#### [Given request]
Pull every line containing the word "data" from the records.

-*-*-

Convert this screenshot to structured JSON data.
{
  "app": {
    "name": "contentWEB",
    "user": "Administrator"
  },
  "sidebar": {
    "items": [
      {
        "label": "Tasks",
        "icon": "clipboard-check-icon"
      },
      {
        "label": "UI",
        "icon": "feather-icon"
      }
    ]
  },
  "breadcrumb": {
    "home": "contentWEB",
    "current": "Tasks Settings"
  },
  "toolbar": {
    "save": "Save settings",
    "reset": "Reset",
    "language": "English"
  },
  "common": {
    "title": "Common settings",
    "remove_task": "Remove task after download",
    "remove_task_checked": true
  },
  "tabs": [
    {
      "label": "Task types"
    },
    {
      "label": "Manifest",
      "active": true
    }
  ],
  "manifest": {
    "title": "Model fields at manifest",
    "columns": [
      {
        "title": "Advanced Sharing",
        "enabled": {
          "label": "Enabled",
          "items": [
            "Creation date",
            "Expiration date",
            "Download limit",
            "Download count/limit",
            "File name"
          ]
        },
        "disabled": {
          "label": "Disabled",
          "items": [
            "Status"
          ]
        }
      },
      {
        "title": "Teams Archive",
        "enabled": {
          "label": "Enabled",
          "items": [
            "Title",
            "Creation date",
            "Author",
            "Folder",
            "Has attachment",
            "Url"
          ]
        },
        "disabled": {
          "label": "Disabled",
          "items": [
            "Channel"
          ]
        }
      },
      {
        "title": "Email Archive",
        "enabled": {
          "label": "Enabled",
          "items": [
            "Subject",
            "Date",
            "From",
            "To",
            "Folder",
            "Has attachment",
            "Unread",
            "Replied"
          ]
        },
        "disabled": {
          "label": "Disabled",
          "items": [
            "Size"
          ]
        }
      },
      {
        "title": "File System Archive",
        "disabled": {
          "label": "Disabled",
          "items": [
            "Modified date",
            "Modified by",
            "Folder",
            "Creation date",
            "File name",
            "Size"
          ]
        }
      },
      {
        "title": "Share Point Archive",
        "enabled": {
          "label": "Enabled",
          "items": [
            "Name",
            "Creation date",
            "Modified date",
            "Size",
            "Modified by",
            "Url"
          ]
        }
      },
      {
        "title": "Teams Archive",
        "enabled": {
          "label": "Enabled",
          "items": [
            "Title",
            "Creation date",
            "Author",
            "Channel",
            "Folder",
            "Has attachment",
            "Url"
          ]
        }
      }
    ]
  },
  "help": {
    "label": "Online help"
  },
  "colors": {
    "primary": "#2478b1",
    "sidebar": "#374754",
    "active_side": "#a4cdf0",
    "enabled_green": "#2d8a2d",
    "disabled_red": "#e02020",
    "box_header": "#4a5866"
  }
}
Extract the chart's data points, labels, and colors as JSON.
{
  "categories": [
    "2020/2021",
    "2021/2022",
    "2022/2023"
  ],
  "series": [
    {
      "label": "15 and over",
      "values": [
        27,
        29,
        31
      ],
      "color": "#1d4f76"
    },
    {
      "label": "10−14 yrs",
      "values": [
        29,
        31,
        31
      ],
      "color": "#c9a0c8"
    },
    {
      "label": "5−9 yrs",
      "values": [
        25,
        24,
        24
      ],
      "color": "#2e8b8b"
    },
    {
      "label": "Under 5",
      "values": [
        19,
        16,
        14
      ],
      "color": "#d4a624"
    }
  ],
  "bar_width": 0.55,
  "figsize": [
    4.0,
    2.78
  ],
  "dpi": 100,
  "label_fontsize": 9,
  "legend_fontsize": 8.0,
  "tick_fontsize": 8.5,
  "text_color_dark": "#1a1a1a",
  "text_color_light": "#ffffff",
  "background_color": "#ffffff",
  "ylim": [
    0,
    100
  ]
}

-*-*-

#### [Answer to this task]
Convert this screenshot to structured JSON data.
Extract the chart's data points, labels, and colors as JSON.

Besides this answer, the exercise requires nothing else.